**Aim of the exercise:**
Where a line of the listing below includes the word "JSON", reproduce that line.

**Data extract:**
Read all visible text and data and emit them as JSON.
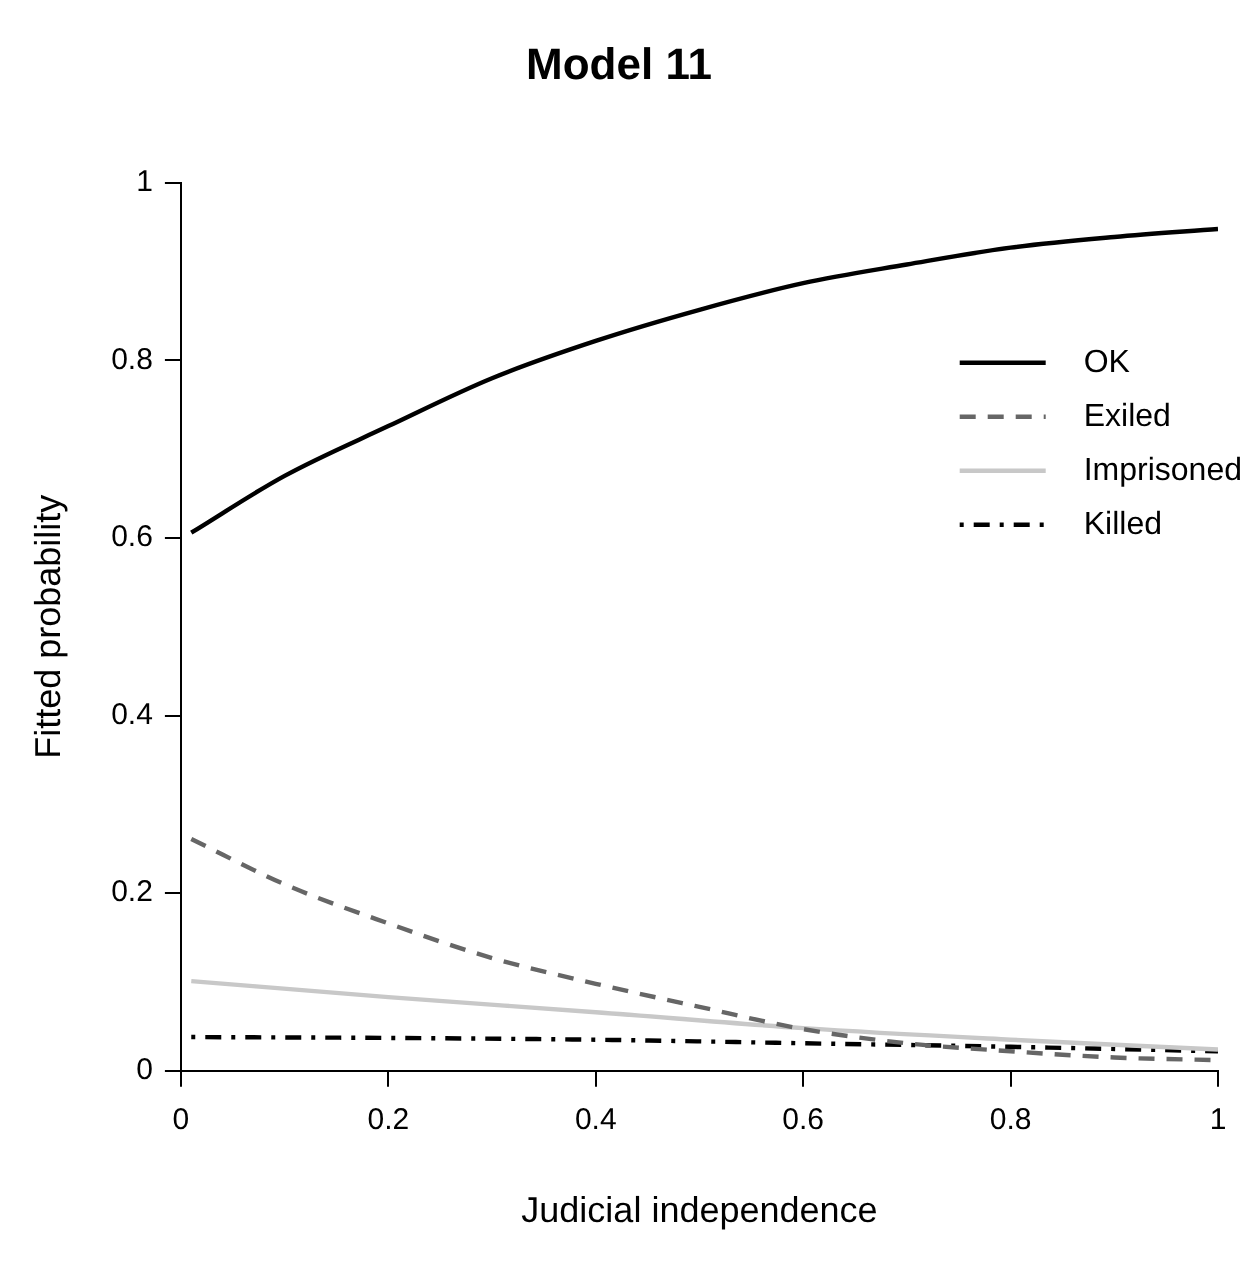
{
  "chart_data": {
    "type": "line",
    "title": "Model 11",
    "xlabel": "Judicial independence",
    "ylabel": "Fitted probability",
    "xlim": [
      0,
      1
    ],
    "xticks": [
      0,
      0.2,
      0.4,
      0.6,
      0.8,
      1
    ],
    "ylim": [
      0,
      1
    ],
    "yticks": [
      0,
      0.2,
      0.4,
      0.6,
      0.8,
      1
    ],
    "grid": false,
    "legend": "top right",
    "marker": "none",
    "series": [
      {
        "name": "OK",
        "color": "#000000",
        "line_style": "solid",
        "x": [
          0.01,
          0.1,
          0.2,
          0.3,
          0.4,
          0.5,
          0.6,
          0.7,
          0.8,
          0.9,
          1
        ],
        "values": [
          0.606,
          0.67,
          0.726,
          0.78,
          0.822,
          0.857,
          0.887,
          0.908,
          0.927,
          0.939,
          0.948
        ]
      },
      {
        "name": "Exiled",
        "color": "#666666",
        "line_style": "dashed",
        "x": [
          0.01,
          0.1,
          0.2,
          0.3,
          0.4,
          0.5,
          0.6,
          0.7,
          0.8,
          0.9,
          1
        ],
        "values": [
          0.261,
          0.21,
          0.166,
          0.127,
          0.098,
          0.072,
          0.047,
          0.031,
          0.022,
          0.015,
          0.012
        ]
      },
      {
        "name": "Imprisoned",
        "color": "#c8c8c8",
        "line_style": "solid",
        "x": [
          0.01,
          0.2,
          0.4,
          0.6,
          0.8,
          1
        ],
        "values": [
          0.101,
          0.083,
          0.066,
          0.048,
          0.035,
          0.024
        ]
      },
      {
        "name": "Killed",
        "color": "#000000",
        "line_style": "dashdot",
        "x": [
          0.01,
          0.2,
          0.4,
          0.6,
          0.8,
          1
        ],
        "values": [
          0.038,
          0.037,
          0.035,
          0.031,
          0.027,
          0.022
        ]
      }
    ]
  }
}
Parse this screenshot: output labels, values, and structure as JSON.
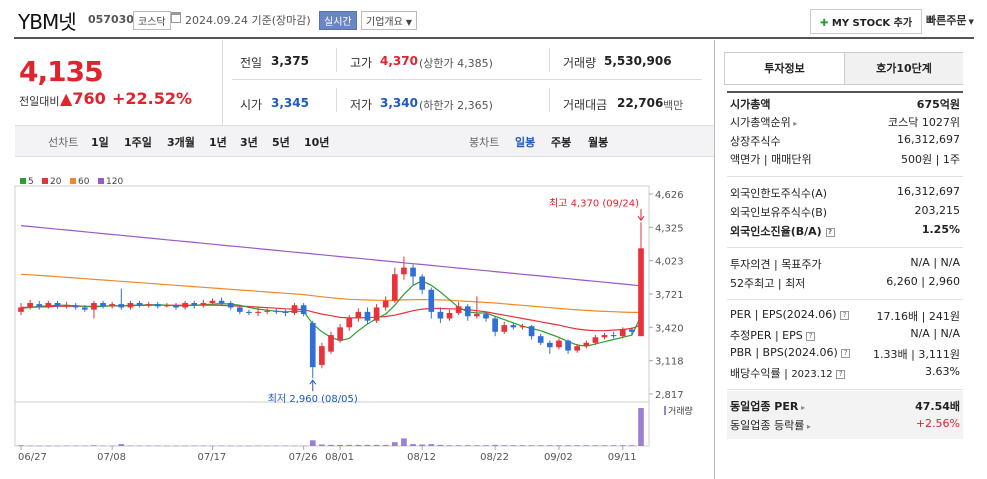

**Task answer:**
Read all visible text and data and emit them as JSON.
Parse this screenshot: output labels, values, and structure as JSON.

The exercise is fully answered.